[Given task 1] From the passage on environmental claims rules, quote the words starting with "The allegations brought" and going on through "with marketing communications.".
[Given task 2]
Answer these questions using the passage on environmental claims rules:
(a) Which directive will the new act implement?
(b) Which two certification systems are given as examples of recognized ones?
(c) According to the conclusions at the start, on what kind of grounds should a business base its environmental communication?
[Given task 3] Carry on the passage about environmental claims rules from its last sentence.

[Selected passage]
************

The conclusions from analysing these errors are clear: when communicating environmental initiatives, a business should precisely define which part of the product or activity they concern, indicate their actual scope, and base the communication on clearly identifiable and verifiable grounds.

What Will the New Regulations Change and How Can Companies Protect Themselves?

The allegations brought by the President of UOKiK against businesses to date can be treated as an indication of the direction in which market regulation is heading. With the entry into force of the act implementing Directive 2024/825, companies’ obligations regarding the communication of environmental impact will be significantly clarified. This means that what is currently assessed based on general principles of fairness and misleading conduct will soon become a specific and explicit legal obligation. The new regulations will substantially facilitate the President of UOKiK in directly bringing charges against businesses that fail to comply with the new standards. The changes are targeted in nature but significantly increase the regulatory risk associated with marketing communications.

The most important consequences for businesses include:

  • a prohibition on the use of general environmental claims where the business cannot demonstrate recognised high environmental performance;
  • a prohibition on using proprietary “eco” labels that are not based on recognised certification systems (such as EMAS or EU Ecolabel) or established by public authorities;
  • the inability to base climate neutrality claims solely on offsetting mechanisms without demonstrating actual emission reductions;
  • a prohibition on presenting obligations arising from legal provisions as additional advantages of a product or service.

************

[Provided material]

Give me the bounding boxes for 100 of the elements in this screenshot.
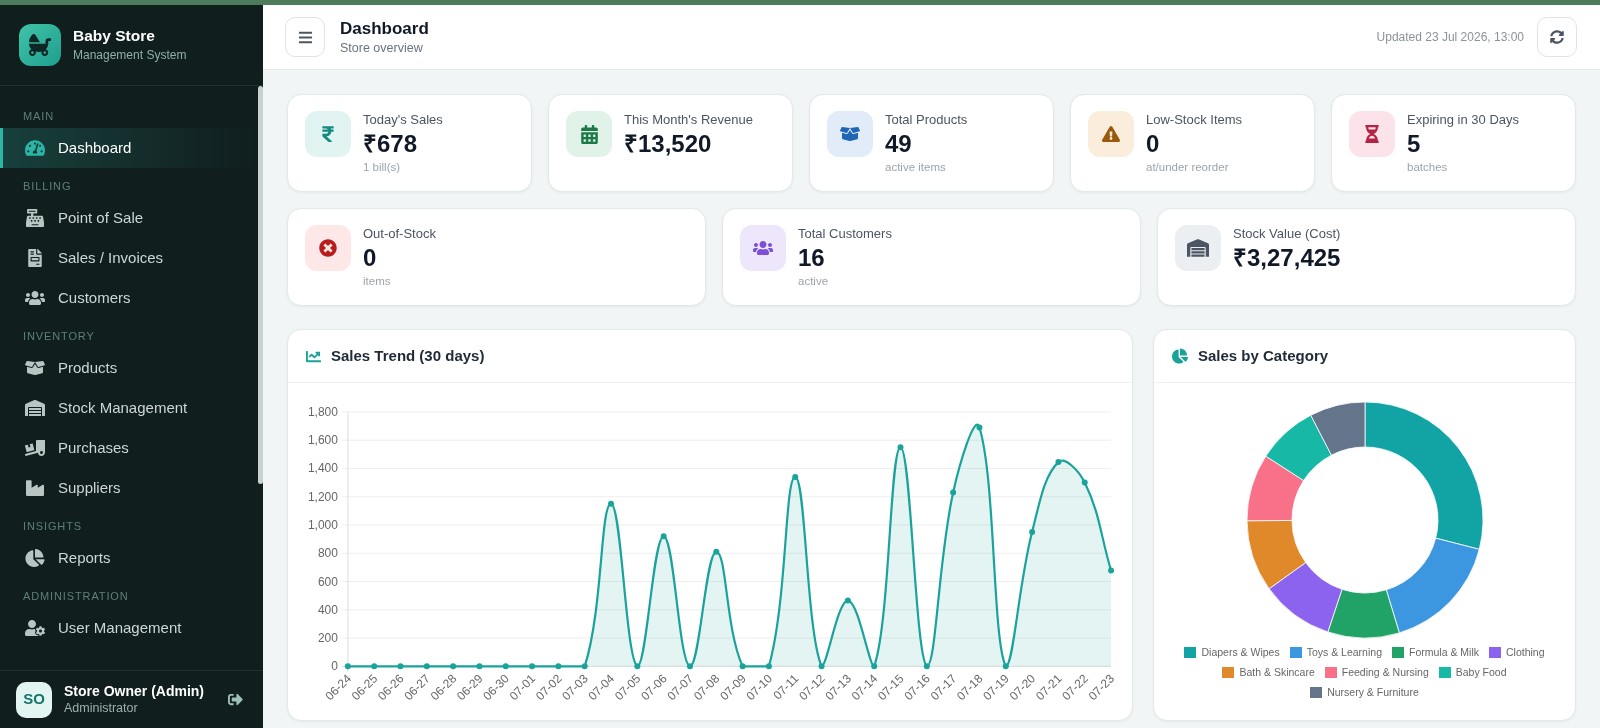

************

[Reply 1]
The allegations brought by the President of UOKiK against businesses to date can be treated as an indication of the direction in which market regulation is heading. With the entry into force of the act implementing Directive 2024/825, companies’ obligations regarding the communication of environmental impact will be significantly clarified. This means that what is currently assessed based on general principles of fairness and misleading conduct will soon become a specific and explicit legal obligation. The new regulations will substantially facilitate the President of UOKiK in directly bringing charges against businesses that fail to comply with the new standards. The changes are targeted in nature but significantly increase the regulatory risk associated with marketing communications.

[Reply 2]
(a) Directive 2024/825
(b) EMAS and EU Ecolabel
(c) Clearly identifiable and verifiable grounds

[Reply 3]
In practice, the new regulations will mean that environmental communication will cease to be an area of “soft” marketing and will instead become subject to strict legal assessment. For businesses, this entails the need to prepare in advance for more rigorous and precise enforcement by the consumer protection authority. In Poland, as well as in all EU Member States, the new regulations must be applied no later than 27 September this year.

How to Prepare?

Preparing for the new regulatory landscape primarily requires organising the way in which a company communicates its environmental activities. The starting point should be a reliable verification of which elements of the business are genuinely environmentally friendly, to what extent, and on the basis of what data this can be substantiated.

It is also essential to move away from general, slogan-based declarations in favour of specificity. If a business refers to “environmental sustainability”, it should clearly explain what this relates to, what the limitations are, and whether it concerns a product, service, process, or only a selected stage of activity.

Greenwashing is no longer merely a reputational issue—it is increasingly becoming a real legal and financial risk that should be taken into account when planning communication strategies.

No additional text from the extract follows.